# start of Data shown

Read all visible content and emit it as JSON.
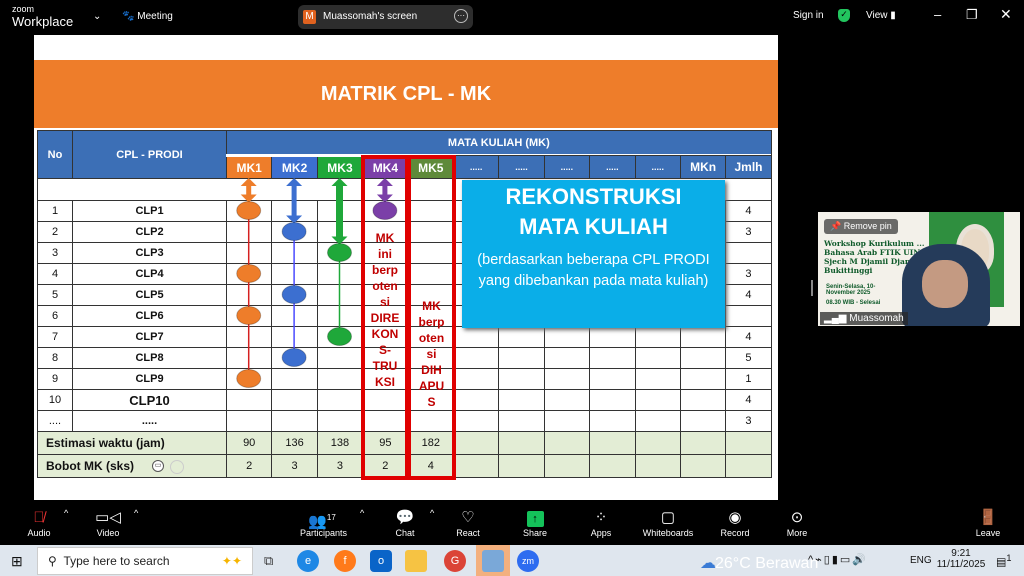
{
  "zoom": {
    "logo_small": "zoom",
    "logo_big": "Workplace",
    "meeting": "Meeting",
    "share_initial": "M",
    "share_title": "Muassomah's screen",
    "sign_in": "Sign in",
    "view": "View"
  },
  "slide": {
    "title": "MATRIK CPL - MK",
    "headers": {
      "no": "No",
      "cpl": "CPL - PRODI",
      "mk_group": "MATA KULIAH (MK)"
    },
    "mk_columns": [
      {
        "label": "MK1",
        "color": "#ee7d2a"
      },
      {
        "label": "MK2",
        "color": "#3c6fd0"
      },
      {
        "label": "MK3",
        "color": "#1fa83a"
      },
      {
        "label": "MK4",
        "color": "#7b3fa8"
      },
      {
        "label": "MK5",
        "color": "#5f8a3a"
      },
      {
        "label": "....."
      },
      {
        "label": "....."
      },
      {
        "label": "....."
      },
      {
        "label": "....."
      },
      {
        "label": "....."
      },
      {
        "label": "MKn"
      },
      {
        "label": "Jmlh"
      }
    ],
    "rows": [
      {
        "no": "1",
        "cpl": "CLP1",
        "jmlh": "4"
      },
      {
        "no": "2",
        "cpl": "CLP2",
        "jmlh": "3"
      },
      {
        "no": "3",
        "cpl": "CLP3",
        "jmlh": ""
      },
      {
        "no": "4",
        "cpl": "CLP4",
        "jmlh": "3"
      },
      {
        "no": "5",
        "cpl": "CLP5",
        "jmlh": "4"
      },
      {
        "no": "6",
        "cpl": "CLP6",
        "jmlh": ""
      },
      {
        "no": "7",
        "cpl": "CLP7",
        "jmlh": "4"
      },
      {
        "no": "8",
        "cpl": "CLP8",
        "jmlh": "5"
      },
      {
        "no": "9",
        "cpl": "CLP9",
        "jmlh": "1"
      },
      {
        "no": "10",
        "cpl": "CLP10",
        "jmlh": "4"
      },
      {
        "no": "....",
        "cpl": ".....",
        "jmlh": "3"
      }
    ],
    "mapping": {
      "MK1": [
        1,
        4,
        6,
        9
      ],
      "MK2": [
        2,
        5,
        8
      ],
      "MK3": [
        3,
        7
      ],
      "MK4": [
        1
      ]
    },
    "estimasi": {
      "label": "Estimasi waktu (jam)",
      "values": [
        "90",
        "136",
        "138",
        "95",
        "182"
      ]
    },
    "bobot": {
      "label": "Bobot MK (sks)",
      "values": [
        "2",
        "3",
        "3",
        "2",
        "4"
      ]
    },
    "mk4_note": "MK\nini\nberp\noten\nsi\nDIRE\nKON\nS-\nTRU\nKSI",
    "mk5_note": "MK\nberp\noten\nsi\nDIH\nAPU\nS",
    "box_title": "REKONSTRUKSI\nMATA KULIAH",
    "box_sub": "(berdasarkan beberapa CPL PRODI yang dibebankan pada mata kuliah)"
  },
  "video": {
    "name": "Muassomah",
    "remove_pin": "Remove pin",
    "poster_title": "Workshop Kurikulum ... Bahasa Arab FTIK UIN Sjech M Djamil Djambek Bukittinggi",
    "poster_date": "Senin-Selasa, 10-November 2025",
    "poster_time": "08.30 WIB - Selesai"
  },
  "toolbar": {
    "audio": "Audio",
    "video": "Video",
    "participants": "Participants",
    "participants_count": "17",
    "chat": "Chat",
    "react": "React",
    "share": "Share",
    "apps": "Apps",
    "whiteboards": "Whiteboards",
    "record": "Record",
    "more": "More",
    "leave": "Leave"
  },
  "taskbar": {
    "search_placeholder": "Type here to search",
    "weather": "26°C  Berawan",
    "lang": "ENG",
    "time": "9:21",
    "date": "11/11/2025",
    "notif": "1"
  }
}
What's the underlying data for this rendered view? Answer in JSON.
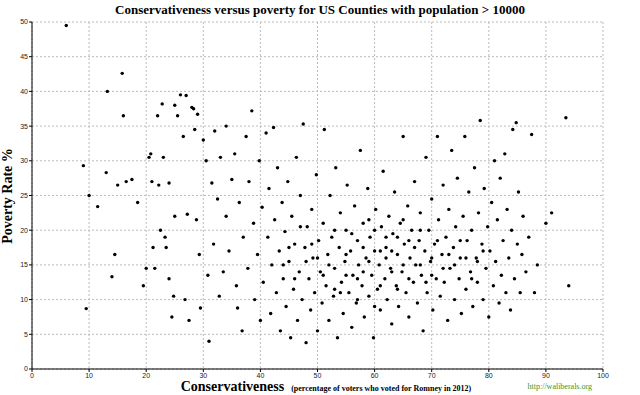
{
  "chart_data": {
    "type": "scatter",
    "title": "Conservativeness versus poverty for US Counties with population > 10000",
    "x_label": "Conservativeness",
    "x_label_note": "(percentage of voters who voted for Romney in 2012)",
    "y_label": "Poverty Rate %",
    "annotations": [
      "http://waliberals.org"
    ],
    "color": "#000000",
    "marker": "circle",
    "grid": true,
    "xlim": [
      0,
      100
    ],
    "xticks": [
      0,
      10,
      20,
      30,
      40,
      50,
      60,
      70,
      80,
      90,
      100
    ],
    "ylim": [
      0,
      50
    ],
    "yticks": [
      0,
      5,
      10,
      15,
      20,
      25,
      30,
      35,
      40,
      45,
      50
    ],
    "x": [
      6,
      9,
      9.5,
      10,
      11.5,
      13,
      13.2,
      14,
      14.5,
      15,
      15.8,
      16,
      16.5,
      17.5,
      18.5,
      19.5,
      20,
      20.5,
      20.8,
      21,
      21.2,
      21.5,
      22,
      22.2,
      22.5,
      22.8,
      23,
      23.3,
      23.5,
      24,
      24,
      24.5,
      24.8,
      25,
      25,
      25.5,
      26,
      26.5,
      26.8,
      27,
      27.2,
      27.5,
      28,
      28.3,
      28.5,
      28.8,
      29,
      29.3,
      29.5,
      30,
      30.5,
      30.8,
      31,
      31.5,
      31.8,
      32,
      32.5,
      32.8,
      33,
      33.5,
      34,
      34,
      34.5,
      35,
      35.5,
      35.8,
      36,
      36.3,
      36.8,
      37,
      37.5,
      37.8,
      38,
      38.5,
      38.8,
      39,
      39.5,
      39.8,
      40,
      40.3,
      40.5,
      41,
      41.3,
      41.5,
      41.8,
      42,
      42.3,
      42.5,
      42.8,
      43,
      43.3,
      43.5,
      43.8,
      44,
      44.3,
      44.5,
      44.8,
      45,
      45.3,
      45.5,
      45.8,
      46,
      46.3,
      46.5,
      46.8,
      47,
      47.3,
      47.5,
      47.8,
      48,
      48.2,
      48.5,
      48.8,
      49,
      49.2,
      49.5,
      49.8,
      50,
      50.2,
      50.5,
      50.8,
      51,
      51.2,
      51.5,
      51.8,
      52,
      52.2,
      52.5,
      52.8,
      53,
      53.2,
      53.5,
      53.8,
      54,
      54.2,
      54.5,
      54.8,
      55,
      55.2,
      55.5,
      55.8,
      56,
      56.2,
      56.5,
      56.8,
      57,
      57.2,
      57.5,
      57.8,
      58,
      58.2,
      58.5,
      58.8,
      59,
      59.2,
      59.5,
      59.8,
      60,
      60.2,
      60.5,
      60.8,
      61,
      61.2,
      61.5,
      61.8,
      62,
      62.2,
      62.5,
      62.8,
      63,
      63.2,
      63.5,
      63.8,
      64,
      64.2,
      64.5,
      64.8,
      65,
      65.2,
      65.5,
      65.8,
      66,
      66.2,
      66.5,
      66.8,
      67,
      67.2,
      67.5,
      67.8,
      68,
      68.2,
      68.5,
      68.8,
      69,
      69.2,
      69.5,
      69.8,
      70,
      70.2,
      70.5,
      70.8,
      71,
      71.2,
      71.5,
      71.8,
      72,
      72.2,
      72.5,
      72.8,
      73,
      73.2,
      73.5,
      73.8,
      74,
      74.2,
      74.5,
      74.8,
      75,
      75.2,
      75.5,
      75.8,
      76,
      76.2,
      76.5,
      76.8,
      77,
      77.2,
      77.5,
      77.8,
      78,
      78.2,
      78.5,
      78.8,
      79,
      79.2,
      79.5,
      79.8,
      80,
      80.2,
      80.5,
      80.8,
      81,
      81.2,
      81.5,
      81.8,
      82,
      82.2,
      82.5,
      82.8,
      83,
      83.2,
      83.5,
      83.8,
      84,
      84.2,
      84.5,
      84.8,
      85,
      85.2,
      85.5,
      85.8,
      86,
      86.5,
      87,
      87.5,
      88,
      88.5,
      90,
      91,
      93.5,
      94,
      52,
      53,
      54,
      55,
      56,
      57,
      58,
      59,
      60,
      61,
      62,
      63,
      64,
      65,
      66,
      67,
      68,
      69,
      70,
      71,
      72,
      73,
      74,
      75,
      76,
      77,
      78,
      79,
      61,
      58,
      55,
      64,
      66,
      68,
      70,
      62,
      59,
      57,
      65,
      63,
      50,
      48,
      46,
      47,
      51,
      49,
      53,
      45,
      44,
      60
    ],
    "values": [
      49.5,
      29.3,
      8.7,
      25,
      23.4,
      28.3,
      40,
      13.3,
      16.5,
      26.5,
      42.6,
      36.5,
      27,
      27.3,
      24,
      12,
      14.5,
      30.5,
      31,
      27,
      17.5,
      14.5,
      36.5,
      26.5,
      20,
      38.2,
      30.5,
      19,
      17.5,
      13,
      26.8,
      7.5,
      10.5,
      38,
      22,
      36.5,
      39.5,
      33.5,
      10,
      39.4,
      22.3,
      7,
      37.7,
      37.5,
      34.5,
      21.5,
      36.7,
      16.5,
      8.8,
      33,
      30,
      13.5,
      4,
      26.8,
      18,
      34.3,
      24.5,
      10.5,
      30.5,
      14,
      35,
      22,
      17,
      27.3,
      31,
      12,
      8.8,
      24,
      5.5,
      19,
      33.5,
      14.5,
      27,
      37.2,
      21,
      10,
      16.5,
      30,
      7,
      23.3,
      12.5,
      34,
      19,
      26,
      8,
      15,
      34.8,
      21.5,
      11,
      29,
      17,
      5.5,
      24,
      13,
      19.8,
      9,
      27,
      15.5,
      4.5,
      22,
      11.5,
      18,
      30.5,
      7,
      14,
      25,
      10,
      35.3,
      17.5,
      3.8,
      20.5,
      13,
      8.5,
      23,
      16,
      11,
      28,
      5.5,
      18.5,
      14,
      9.5,
      21,
      34.5,
      12,
      16.5,
      7,
      25,
      19,
      10.5,
      14.5,
      29,
      4.5,
      17.5,
      22.5,
      12.5,
      8,
      15.5,
      20,
      26.5,
      11,
      17,
      6,
      13.5,
      23.5,
      9.5,
      18.5,
      15,
      31.5,
      12,
      21,
      7.5,
      16,
      26,
      10.5,
      19,
      13.5,
      4.5,
      17,
      23,
      11.5,
      15,
      8.5,
      20.5,
      28.5,
      13,
      17.5,
      10,
      22,
      14.5,
      6.5,
      19.5,
      25.5,
      12,
      16.5,
      9,
      21,
      14,
      33.5,
      18,
      11,
      23.5,
      7.5,
      16,
      20,
      12.5,
      27,
      15,
      9.5,
      18.5,
      22.5,
      13.5,
      5.5,
      17,
      30.5,
      11,
      20,
      15.5,
      24.5,
      8.5,
      18,
      13,
      33.5,
      21.5,
      10.5,
      16.5,
      26.5,
      12.5,
      19,
      7,
      23,
      14.5,
      31.5,
      17.5,
      10,
      20.5,
      27.5,
      13,
      16,
      8,
      22,
      33.5,
      11.5,
      18.5,
      25.5,
      14,
      20,
      9,
      29,
      16,
      12.5,
      22.5,
      35.8,
      18,
      10,
      26,
      14.5,
      20.5,
      7.5,
      17,
      24,
      12,
      30,
      15.5,
      21.5,
      9.5,
      27.5,
      13.5,
      18.5,
      31,
      11,
      23,
      16,
      8.5,
      20,
      34.5,
      13,
      35.5,
      18,
      25.5,
      11,
      16.5,
      22,
      14,
      19,
      33.8,
      11,
      15,
      21,
      22.5,
      36.2,
      12,
      15,
      20,
      11,
      16.5,
      19.5,
      13,
      17.5,
      15.5,
      20,
      12,
      16,
      14,
      19,
      15,
      13,
      17.5,
      15,
      12.5,
      16,
      18.5,
      14.5,
      16.5,
      15,
      18.5,
      16,
      13,
      15.5,
      17,
      17,
      14,
      13.5,
      11.5,
      18.5,
      20,
      13.5,
      19,
      21.5,
      10,
      21.5,
      17,
      16,
      15.5,
      13,
      20.5,
      13.5,
      18,
      11.5,
      17.5,
      15,
      9
    ]
  }
}
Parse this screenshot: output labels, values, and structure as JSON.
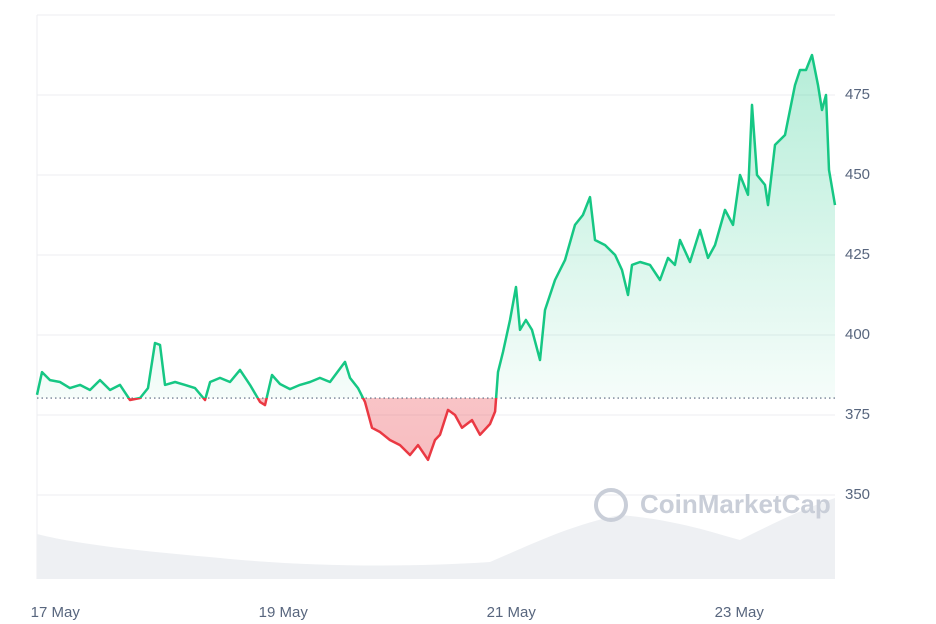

# end of Data shown

### Problem description
Look through the entries above; copy each line where the string "view" appears.

### Task response
    "view": "View"
What's the underlying data for this rendered view? Answer in JSON.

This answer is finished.